(Data under study)
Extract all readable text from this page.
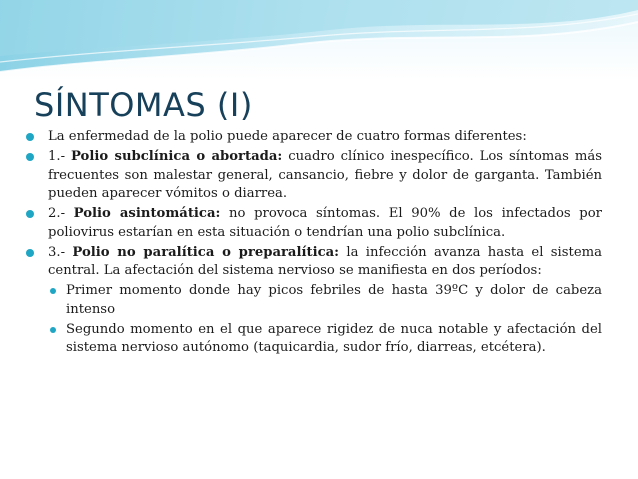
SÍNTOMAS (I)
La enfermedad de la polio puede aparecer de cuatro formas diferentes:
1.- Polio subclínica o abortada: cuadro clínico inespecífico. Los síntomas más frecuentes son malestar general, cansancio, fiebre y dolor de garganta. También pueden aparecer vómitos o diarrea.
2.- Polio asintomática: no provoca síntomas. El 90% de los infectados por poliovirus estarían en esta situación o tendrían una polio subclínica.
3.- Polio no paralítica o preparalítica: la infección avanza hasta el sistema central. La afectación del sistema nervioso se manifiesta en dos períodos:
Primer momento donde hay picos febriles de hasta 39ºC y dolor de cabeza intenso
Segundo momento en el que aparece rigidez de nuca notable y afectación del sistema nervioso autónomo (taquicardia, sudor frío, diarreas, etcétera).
(End Data under study)
(Data under study)
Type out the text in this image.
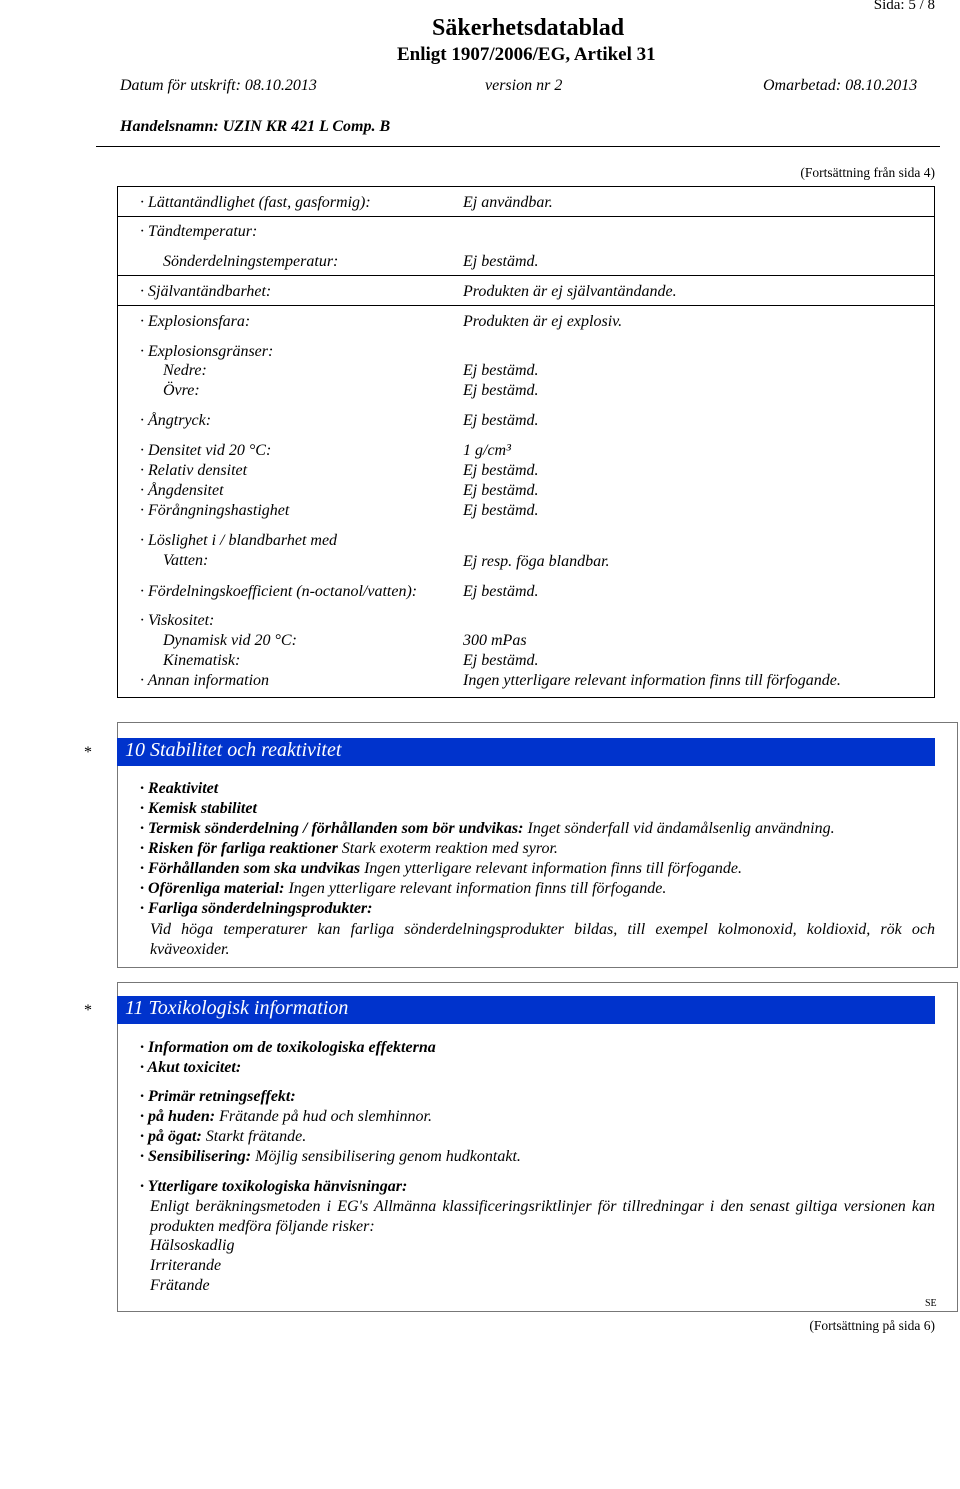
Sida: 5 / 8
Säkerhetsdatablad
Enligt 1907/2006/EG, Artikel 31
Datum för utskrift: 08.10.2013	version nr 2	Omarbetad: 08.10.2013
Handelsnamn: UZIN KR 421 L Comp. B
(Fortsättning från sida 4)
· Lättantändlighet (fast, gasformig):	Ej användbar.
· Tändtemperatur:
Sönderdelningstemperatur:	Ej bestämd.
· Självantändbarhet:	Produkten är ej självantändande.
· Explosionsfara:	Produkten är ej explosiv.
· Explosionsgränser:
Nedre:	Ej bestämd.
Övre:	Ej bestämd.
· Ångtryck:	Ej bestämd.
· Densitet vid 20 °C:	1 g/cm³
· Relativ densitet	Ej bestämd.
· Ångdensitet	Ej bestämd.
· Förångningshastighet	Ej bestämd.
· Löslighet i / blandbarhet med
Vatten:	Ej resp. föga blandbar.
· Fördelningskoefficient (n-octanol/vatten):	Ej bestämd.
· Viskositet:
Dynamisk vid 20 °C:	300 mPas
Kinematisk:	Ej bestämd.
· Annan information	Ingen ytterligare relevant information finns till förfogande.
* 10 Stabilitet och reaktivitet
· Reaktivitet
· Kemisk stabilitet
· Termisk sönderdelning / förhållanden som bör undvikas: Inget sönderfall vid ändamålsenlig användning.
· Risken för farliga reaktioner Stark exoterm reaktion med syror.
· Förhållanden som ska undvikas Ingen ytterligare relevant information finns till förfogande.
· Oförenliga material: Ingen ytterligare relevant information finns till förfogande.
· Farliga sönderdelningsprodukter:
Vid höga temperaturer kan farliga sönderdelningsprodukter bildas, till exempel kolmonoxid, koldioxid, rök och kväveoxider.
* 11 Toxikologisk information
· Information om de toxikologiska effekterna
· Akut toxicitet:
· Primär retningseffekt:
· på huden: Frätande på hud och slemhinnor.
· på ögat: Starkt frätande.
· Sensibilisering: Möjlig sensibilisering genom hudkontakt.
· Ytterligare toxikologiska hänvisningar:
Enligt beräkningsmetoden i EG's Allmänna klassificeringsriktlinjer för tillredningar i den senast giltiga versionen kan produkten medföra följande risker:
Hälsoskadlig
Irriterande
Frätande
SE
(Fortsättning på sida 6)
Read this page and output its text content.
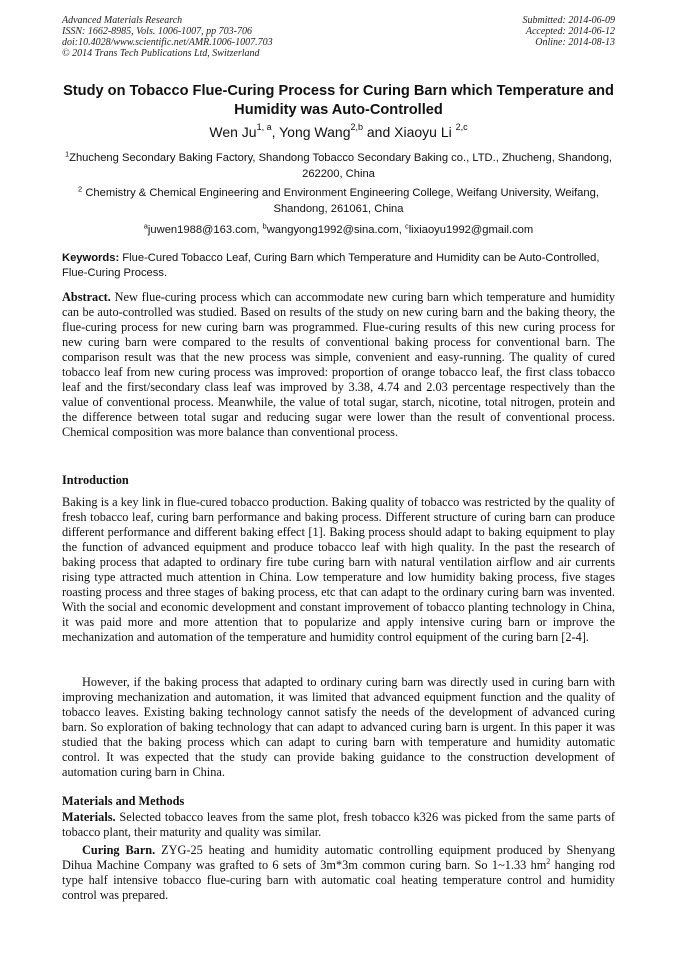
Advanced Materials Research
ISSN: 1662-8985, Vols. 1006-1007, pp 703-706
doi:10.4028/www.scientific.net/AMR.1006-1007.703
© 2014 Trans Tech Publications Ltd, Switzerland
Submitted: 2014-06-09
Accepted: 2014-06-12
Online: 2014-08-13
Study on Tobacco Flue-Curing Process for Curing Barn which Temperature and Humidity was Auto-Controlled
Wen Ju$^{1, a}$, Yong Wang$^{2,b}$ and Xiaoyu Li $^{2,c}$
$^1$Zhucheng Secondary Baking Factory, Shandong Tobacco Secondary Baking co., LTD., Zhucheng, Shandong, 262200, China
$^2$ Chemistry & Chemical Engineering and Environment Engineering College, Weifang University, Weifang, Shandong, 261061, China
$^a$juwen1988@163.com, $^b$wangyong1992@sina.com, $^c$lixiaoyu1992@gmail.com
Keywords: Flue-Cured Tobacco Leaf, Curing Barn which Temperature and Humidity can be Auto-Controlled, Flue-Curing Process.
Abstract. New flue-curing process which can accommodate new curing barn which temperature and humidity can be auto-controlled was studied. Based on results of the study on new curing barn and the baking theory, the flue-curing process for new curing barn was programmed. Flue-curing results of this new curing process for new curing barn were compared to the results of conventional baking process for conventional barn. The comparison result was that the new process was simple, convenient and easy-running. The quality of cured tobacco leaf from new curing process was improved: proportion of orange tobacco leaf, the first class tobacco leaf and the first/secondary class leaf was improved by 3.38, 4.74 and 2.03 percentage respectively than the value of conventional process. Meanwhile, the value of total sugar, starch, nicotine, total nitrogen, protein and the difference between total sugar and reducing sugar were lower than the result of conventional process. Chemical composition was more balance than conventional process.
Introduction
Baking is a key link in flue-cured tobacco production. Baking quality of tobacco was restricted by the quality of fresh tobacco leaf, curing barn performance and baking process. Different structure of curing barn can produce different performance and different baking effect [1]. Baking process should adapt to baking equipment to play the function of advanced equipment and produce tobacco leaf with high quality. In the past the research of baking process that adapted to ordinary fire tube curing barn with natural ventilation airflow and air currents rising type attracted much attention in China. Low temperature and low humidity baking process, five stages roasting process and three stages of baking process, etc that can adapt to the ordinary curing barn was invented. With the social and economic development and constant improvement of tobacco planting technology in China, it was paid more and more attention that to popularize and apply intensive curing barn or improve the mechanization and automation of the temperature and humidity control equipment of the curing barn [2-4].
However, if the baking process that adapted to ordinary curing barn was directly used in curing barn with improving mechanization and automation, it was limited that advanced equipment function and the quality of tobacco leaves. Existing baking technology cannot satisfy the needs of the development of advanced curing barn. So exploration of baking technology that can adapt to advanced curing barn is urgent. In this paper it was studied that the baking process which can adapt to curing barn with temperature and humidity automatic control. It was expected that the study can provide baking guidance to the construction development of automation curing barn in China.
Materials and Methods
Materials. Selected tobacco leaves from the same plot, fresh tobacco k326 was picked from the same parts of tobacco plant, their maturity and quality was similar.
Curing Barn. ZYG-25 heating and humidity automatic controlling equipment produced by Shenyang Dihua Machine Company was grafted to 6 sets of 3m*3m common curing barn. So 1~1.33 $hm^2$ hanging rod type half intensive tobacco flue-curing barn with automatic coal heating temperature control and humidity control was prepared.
(End Data under study)
» **What is expected**:
Look through the entries above. Extract each line with the word "bestämd".

» **Answer box**:
Sönderdelningstemperatur:	Ej bestämd.
Nedre:	Ej bestämd.
Övre:	Ej bestämd.
· Ångtryck:	Ej bestämd.
· Relativ densitet	Ej bestämd.
· Ångdensitet	Ej bestämd.
· Förångningshastighet	Ej bestämd.
· Fördelningskoefficient (n-octanol/vatten):	Ej bestämd.
Kinematisk:	Ej bestämd.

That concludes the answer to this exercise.